━━ Stored data
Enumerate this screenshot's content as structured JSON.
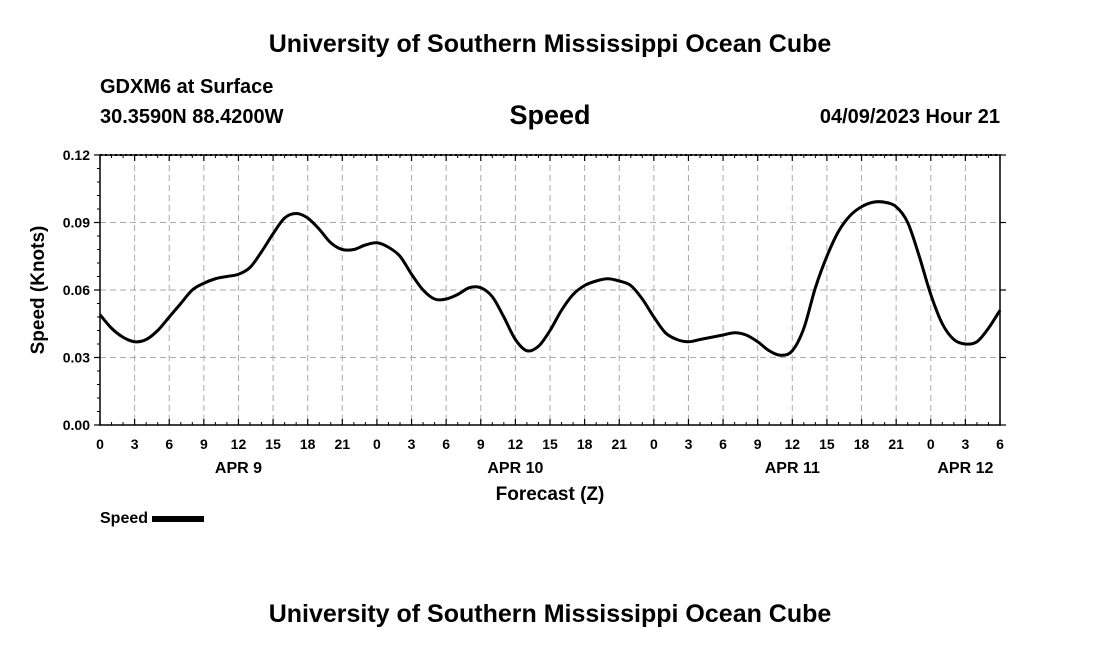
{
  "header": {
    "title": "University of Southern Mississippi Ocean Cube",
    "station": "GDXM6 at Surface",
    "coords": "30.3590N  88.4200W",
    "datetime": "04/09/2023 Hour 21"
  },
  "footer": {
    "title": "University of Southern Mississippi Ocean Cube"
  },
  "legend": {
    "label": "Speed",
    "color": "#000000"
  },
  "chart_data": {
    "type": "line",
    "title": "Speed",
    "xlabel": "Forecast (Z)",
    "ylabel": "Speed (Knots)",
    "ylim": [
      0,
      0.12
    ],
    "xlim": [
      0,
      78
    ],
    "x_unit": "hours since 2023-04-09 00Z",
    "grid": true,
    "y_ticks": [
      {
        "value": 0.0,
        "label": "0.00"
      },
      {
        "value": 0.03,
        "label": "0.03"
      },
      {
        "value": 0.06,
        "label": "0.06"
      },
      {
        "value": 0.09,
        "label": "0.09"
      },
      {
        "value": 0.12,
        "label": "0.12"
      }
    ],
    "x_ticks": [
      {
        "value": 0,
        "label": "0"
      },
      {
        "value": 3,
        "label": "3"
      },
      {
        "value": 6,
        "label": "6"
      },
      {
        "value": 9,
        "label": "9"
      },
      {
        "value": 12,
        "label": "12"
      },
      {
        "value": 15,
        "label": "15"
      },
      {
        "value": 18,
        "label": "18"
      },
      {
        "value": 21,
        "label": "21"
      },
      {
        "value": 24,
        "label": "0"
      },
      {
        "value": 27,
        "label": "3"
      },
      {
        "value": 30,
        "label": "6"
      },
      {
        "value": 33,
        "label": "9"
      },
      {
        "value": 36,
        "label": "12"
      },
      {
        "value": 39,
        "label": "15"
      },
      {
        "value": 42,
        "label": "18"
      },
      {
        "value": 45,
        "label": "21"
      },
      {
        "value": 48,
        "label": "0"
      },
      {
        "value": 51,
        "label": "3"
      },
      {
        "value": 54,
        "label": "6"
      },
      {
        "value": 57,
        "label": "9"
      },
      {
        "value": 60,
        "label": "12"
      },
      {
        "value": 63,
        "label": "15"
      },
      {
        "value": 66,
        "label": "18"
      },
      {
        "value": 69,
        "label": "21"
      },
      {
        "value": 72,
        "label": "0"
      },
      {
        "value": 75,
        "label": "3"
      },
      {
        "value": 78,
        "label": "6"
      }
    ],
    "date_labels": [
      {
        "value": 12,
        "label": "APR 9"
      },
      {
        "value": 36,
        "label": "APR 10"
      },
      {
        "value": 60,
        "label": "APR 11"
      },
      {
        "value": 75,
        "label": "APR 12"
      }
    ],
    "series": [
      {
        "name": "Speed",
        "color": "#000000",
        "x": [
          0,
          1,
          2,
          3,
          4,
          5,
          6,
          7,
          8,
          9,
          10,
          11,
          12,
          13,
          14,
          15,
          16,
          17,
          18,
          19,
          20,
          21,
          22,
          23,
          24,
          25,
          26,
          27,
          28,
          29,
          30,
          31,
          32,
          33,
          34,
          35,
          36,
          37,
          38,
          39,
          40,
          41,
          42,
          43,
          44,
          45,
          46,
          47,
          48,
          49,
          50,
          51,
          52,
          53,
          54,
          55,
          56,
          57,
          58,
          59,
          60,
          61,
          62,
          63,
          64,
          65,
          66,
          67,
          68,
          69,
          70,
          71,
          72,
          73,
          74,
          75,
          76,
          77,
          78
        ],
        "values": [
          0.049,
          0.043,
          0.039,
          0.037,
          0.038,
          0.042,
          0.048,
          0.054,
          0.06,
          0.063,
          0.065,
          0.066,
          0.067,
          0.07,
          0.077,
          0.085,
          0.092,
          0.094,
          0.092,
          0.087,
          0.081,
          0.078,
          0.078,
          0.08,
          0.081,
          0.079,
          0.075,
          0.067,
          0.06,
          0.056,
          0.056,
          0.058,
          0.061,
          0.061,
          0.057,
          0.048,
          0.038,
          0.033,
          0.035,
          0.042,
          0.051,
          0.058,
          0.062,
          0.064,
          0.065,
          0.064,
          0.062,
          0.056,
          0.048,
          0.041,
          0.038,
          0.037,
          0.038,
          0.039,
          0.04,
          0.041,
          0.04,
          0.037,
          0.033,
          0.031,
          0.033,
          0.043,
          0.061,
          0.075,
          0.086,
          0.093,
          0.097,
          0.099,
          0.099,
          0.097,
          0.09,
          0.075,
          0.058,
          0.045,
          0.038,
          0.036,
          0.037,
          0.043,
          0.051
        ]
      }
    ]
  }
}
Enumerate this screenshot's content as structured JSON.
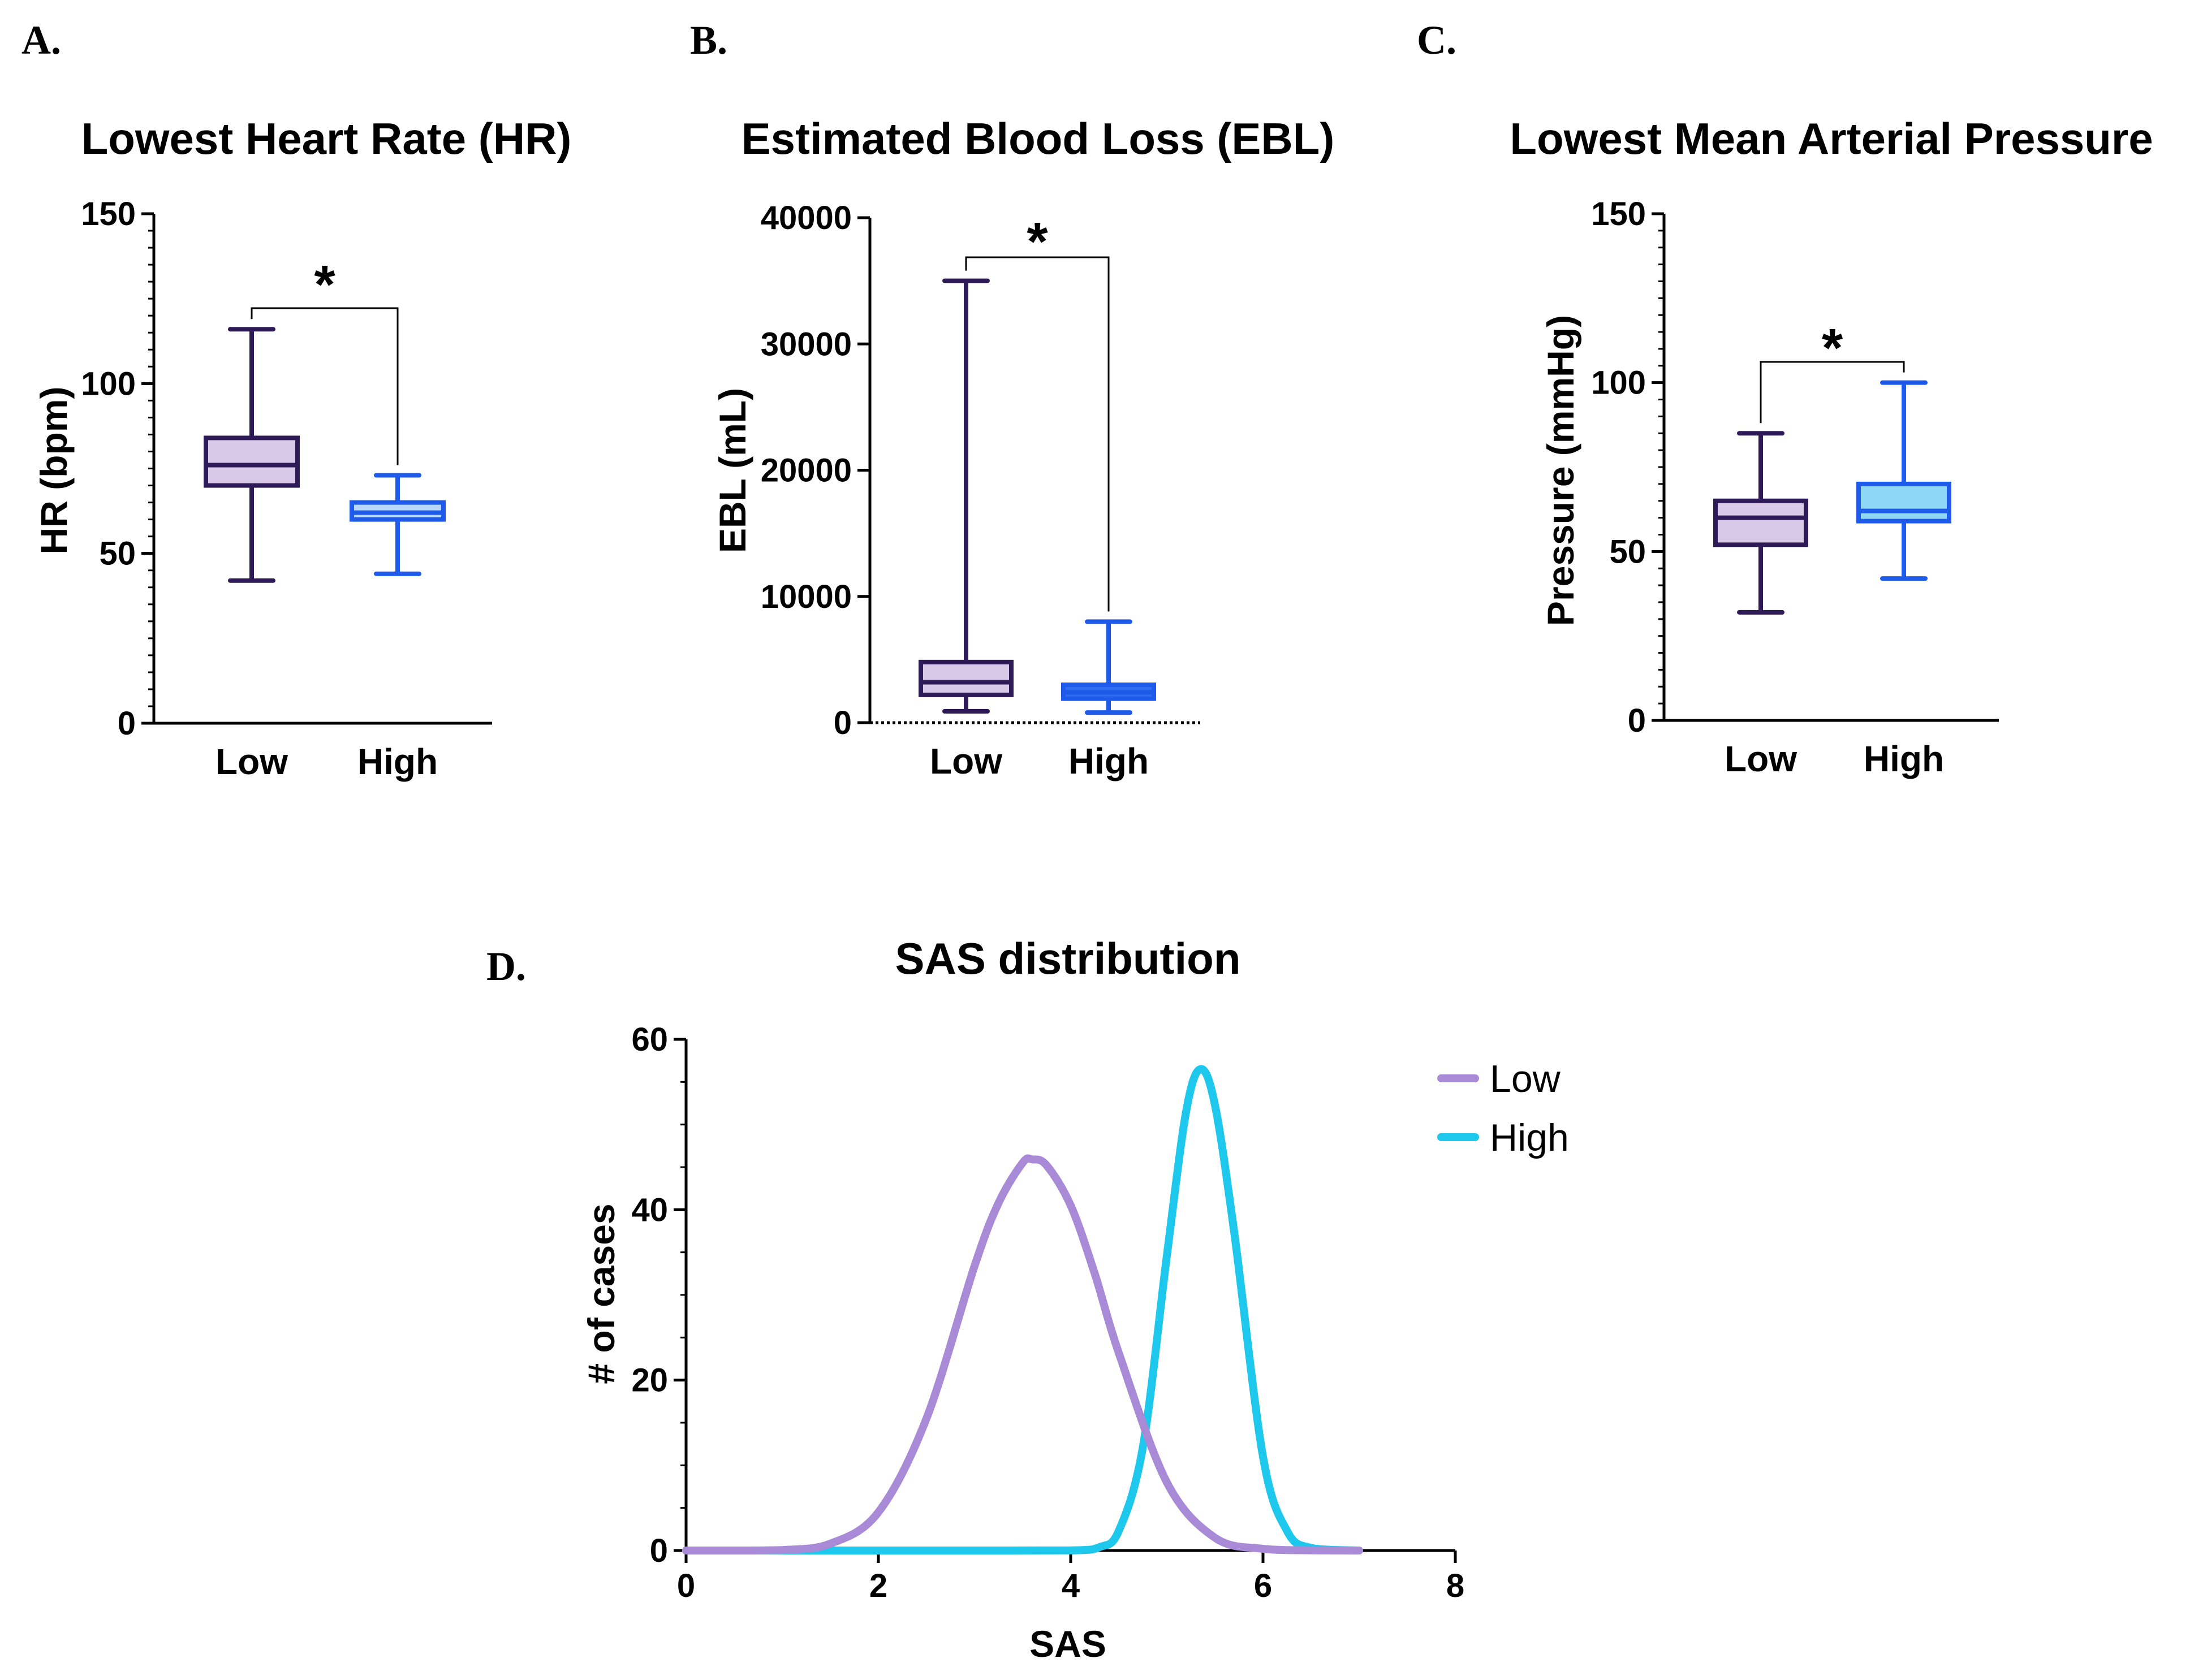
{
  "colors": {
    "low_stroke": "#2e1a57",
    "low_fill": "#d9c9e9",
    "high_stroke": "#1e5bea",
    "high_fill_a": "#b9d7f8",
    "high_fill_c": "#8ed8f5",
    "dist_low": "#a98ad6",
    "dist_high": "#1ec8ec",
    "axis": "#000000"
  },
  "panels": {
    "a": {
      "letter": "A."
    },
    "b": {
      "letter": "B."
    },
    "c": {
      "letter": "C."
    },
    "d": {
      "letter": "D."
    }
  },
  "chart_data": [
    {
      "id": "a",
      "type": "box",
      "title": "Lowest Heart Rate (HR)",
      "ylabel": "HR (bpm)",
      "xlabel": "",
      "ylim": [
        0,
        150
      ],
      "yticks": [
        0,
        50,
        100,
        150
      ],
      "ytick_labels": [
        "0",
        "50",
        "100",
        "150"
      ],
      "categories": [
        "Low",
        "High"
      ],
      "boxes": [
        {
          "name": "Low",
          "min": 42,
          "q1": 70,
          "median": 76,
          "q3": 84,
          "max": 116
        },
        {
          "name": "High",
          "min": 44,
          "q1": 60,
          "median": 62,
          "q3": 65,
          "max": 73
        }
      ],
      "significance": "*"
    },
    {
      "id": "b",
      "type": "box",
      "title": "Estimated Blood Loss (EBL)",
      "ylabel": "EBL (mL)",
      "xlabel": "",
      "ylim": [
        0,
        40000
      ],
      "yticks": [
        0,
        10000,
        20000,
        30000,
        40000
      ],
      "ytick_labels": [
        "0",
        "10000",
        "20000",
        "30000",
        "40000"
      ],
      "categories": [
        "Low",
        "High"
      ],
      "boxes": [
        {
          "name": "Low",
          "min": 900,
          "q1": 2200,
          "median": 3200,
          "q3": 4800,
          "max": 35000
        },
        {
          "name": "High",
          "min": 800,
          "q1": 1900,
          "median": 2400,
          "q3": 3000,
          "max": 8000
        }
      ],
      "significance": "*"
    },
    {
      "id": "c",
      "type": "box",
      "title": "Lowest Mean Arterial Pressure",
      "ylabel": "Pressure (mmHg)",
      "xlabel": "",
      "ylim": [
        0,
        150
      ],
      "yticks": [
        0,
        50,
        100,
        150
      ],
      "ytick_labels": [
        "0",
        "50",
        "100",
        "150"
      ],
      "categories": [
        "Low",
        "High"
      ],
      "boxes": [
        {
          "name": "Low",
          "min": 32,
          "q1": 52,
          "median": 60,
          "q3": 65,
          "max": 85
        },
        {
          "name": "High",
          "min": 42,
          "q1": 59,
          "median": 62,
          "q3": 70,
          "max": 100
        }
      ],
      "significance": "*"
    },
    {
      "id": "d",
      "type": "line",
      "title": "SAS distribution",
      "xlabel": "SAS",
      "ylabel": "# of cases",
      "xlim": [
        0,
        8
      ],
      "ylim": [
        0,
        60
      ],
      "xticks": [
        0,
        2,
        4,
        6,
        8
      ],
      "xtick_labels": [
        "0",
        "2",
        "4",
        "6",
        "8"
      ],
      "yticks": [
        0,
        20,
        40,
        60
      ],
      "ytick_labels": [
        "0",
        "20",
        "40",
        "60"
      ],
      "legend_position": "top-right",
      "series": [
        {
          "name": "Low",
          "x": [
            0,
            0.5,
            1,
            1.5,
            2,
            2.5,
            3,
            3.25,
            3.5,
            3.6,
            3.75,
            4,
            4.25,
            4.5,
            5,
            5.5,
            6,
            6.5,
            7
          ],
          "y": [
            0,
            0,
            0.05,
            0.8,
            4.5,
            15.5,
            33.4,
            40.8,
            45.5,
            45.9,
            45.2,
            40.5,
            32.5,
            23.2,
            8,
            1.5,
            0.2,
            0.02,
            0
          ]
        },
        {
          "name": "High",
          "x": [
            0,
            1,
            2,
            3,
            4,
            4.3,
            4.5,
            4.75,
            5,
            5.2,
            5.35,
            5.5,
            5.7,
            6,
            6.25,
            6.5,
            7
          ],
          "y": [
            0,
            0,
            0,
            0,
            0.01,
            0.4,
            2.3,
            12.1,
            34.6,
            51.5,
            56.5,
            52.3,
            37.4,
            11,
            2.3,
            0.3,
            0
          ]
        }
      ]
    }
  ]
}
━━━━
## Exercise instructions
Copy out each line of the entries that holds "median".

## Exercise solution
          "median": 76,
          "median": 62,
          "median": 3200,
          "median": 2400,
          "median": 60,
          "median": 62,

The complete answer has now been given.